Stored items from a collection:
- Opening Delimiter -

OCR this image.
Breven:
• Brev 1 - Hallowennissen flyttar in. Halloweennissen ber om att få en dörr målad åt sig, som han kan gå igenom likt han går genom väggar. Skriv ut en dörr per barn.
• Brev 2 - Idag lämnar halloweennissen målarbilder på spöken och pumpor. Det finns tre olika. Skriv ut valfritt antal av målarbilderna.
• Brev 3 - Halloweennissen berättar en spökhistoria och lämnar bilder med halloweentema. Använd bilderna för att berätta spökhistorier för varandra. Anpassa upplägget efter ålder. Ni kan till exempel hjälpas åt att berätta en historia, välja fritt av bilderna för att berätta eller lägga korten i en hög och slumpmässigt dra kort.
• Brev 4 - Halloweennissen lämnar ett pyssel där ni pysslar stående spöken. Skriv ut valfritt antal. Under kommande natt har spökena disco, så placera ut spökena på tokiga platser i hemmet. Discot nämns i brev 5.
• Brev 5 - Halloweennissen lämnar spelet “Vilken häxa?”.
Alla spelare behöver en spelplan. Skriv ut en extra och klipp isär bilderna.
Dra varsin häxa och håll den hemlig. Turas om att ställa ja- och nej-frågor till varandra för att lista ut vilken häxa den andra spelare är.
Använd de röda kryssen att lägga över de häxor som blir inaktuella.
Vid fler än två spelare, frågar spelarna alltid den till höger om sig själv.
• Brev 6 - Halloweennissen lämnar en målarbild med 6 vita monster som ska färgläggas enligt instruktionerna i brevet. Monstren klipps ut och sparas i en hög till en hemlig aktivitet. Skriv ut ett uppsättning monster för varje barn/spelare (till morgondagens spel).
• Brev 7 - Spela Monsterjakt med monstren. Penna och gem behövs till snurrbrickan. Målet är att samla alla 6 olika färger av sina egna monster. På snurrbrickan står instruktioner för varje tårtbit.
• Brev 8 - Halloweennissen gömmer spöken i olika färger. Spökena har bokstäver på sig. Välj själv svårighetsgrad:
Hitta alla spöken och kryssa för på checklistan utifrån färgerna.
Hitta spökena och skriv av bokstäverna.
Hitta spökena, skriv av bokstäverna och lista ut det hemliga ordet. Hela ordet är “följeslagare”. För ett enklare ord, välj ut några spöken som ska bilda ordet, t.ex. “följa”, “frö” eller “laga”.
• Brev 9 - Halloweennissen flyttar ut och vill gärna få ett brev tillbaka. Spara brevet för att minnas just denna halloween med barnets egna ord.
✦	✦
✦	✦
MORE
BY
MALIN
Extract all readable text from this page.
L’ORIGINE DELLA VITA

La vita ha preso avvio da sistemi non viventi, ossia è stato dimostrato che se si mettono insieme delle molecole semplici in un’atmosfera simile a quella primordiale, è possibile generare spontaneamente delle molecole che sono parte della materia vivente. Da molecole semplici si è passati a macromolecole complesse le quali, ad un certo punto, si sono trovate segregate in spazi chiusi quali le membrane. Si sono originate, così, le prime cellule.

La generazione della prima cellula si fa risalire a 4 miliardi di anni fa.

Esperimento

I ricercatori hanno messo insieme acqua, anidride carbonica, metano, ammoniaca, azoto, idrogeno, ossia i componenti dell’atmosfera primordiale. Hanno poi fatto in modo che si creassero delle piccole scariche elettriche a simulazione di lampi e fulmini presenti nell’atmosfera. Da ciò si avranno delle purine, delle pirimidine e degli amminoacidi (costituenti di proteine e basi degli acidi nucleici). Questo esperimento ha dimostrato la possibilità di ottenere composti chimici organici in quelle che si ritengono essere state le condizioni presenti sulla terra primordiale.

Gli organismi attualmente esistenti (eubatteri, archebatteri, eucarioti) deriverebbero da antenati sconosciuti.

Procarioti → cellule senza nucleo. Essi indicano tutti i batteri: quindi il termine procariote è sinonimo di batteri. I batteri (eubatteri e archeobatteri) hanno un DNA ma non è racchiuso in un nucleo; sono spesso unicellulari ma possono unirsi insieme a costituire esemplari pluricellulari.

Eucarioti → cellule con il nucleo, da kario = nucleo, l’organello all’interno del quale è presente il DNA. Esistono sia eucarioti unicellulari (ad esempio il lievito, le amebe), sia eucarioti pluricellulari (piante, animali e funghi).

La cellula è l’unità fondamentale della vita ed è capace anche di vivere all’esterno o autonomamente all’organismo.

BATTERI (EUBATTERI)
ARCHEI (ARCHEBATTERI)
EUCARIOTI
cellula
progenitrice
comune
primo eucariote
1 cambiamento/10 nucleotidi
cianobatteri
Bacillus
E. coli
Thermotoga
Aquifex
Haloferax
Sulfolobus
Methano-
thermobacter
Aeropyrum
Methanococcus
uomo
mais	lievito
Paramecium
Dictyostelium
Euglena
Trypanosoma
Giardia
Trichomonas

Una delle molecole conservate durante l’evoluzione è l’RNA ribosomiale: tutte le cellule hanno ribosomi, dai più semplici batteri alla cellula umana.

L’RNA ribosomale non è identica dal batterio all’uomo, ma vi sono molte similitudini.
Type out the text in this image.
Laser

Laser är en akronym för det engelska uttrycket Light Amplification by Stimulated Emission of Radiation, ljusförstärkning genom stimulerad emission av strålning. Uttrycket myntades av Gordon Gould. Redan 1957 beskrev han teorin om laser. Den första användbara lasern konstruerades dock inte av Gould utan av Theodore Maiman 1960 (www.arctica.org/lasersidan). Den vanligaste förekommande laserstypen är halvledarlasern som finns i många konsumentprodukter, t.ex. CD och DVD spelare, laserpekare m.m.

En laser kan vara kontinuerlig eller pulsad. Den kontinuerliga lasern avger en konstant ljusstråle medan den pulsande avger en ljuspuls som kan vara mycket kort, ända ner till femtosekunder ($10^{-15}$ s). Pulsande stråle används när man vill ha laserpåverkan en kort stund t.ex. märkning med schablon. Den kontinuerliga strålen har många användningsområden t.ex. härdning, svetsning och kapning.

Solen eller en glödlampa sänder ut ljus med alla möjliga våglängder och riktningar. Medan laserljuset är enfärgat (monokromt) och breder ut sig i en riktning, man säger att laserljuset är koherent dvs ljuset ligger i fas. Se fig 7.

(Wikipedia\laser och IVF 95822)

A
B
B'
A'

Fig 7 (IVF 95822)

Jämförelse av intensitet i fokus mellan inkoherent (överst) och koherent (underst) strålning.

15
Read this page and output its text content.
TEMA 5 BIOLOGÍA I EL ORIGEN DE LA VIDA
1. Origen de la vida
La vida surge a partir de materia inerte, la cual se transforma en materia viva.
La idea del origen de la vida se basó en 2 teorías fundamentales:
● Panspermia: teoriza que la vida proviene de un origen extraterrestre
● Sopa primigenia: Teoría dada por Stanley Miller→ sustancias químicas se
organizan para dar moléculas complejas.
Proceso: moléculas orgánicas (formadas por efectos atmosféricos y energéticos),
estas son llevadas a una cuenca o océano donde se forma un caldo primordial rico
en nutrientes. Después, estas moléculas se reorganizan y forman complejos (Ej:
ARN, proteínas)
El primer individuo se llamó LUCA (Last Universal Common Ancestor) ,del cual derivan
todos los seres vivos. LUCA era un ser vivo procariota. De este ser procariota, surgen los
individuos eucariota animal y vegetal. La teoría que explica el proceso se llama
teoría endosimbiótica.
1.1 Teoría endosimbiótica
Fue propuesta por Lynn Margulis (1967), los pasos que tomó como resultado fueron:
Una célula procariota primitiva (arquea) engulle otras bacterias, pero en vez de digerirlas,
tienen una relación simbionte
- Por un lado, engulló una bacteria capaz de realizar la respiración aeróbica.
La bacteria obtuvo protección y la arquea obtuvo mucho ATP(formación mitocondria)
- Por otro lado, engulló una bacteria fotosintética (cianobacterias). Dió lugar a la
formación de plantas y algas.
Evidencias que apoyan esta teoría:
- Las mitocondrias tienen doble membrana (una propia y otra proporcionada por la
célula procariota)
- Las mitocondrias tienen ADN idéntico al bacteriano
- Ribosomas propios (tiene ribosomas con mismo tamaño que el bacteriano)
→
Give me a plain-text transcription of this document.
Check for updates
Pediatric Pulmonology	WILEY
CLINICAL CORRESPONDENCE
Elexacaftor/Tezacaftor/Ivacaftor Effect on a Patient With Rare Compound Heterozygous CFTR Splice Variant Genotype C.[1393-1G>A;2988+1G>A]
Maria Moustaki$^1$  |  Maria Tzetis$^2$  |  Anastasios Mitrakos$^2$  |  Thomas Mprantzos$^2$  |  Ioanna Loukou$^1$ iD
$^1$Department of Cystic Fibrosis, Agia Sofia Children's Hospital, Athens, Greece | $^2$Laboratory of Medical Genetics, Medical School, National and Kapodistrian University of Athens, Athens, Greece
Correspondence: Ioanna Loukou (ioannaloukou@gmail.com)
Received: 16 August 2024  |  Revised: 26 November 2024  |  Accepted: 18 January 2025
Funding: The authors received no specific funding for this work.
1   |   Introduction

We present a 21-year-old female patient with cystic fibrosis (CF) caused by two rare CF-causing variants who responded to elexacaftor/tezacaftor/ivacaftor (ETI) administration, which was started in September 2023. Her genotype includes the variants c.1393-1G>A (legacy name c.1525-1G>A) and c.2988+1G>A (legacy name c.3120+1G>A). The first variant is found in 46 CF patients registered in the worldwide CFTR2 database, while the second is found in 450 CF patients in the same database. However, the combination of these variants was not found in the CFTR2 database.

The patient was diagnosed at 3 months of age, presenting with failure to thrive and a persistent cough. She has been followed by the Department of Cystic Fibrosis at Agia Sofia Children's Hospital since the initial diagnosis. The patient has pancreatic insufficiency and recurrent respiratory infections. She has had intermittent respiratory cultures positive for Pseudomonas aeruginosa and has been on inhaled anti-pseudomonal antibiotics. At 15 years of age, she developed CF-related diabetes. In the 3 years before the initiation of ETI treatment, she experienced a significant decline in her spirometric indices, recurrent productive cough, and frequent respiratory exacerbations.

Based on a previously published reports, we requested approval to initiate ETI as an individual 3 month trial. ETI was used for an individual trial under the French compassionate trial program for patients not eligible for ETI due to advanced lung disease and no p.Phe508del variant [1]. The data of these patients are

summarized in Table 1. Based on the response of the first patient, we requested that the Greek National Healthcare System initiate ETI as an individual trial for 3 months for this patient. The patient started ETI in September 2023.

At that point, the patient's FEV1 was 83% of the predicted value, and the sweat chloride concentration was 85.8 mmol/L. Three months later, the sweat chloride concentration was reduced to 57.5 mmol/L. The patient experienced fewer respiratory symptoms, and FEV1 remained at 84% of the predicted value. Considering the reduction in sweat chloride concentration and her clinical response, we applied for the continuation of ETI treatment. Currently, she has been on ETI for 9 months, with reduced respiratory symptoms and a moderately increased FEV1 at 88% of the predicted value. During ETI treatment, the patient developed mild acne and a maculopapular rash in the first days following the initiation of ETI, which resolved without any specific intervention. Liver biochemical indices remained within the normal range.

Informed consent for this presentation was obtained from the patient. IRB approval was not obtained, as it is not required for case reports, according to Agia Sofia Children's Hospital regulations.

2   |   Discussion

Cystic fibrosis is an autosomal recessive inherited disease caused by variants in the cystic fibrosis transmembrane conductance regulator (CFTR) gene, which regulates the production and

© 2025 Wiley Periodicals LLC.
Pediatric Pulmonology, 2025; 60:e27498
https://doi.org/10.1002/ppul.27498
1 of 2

- Closing Delimiter -

Work instructions
Filter the records down to the lines containing the word "Pulmonology", and copy those.

Reply
Pediatric Pulmonology	WILEY
Pediatric Pulmonology, 2025; 60:e27498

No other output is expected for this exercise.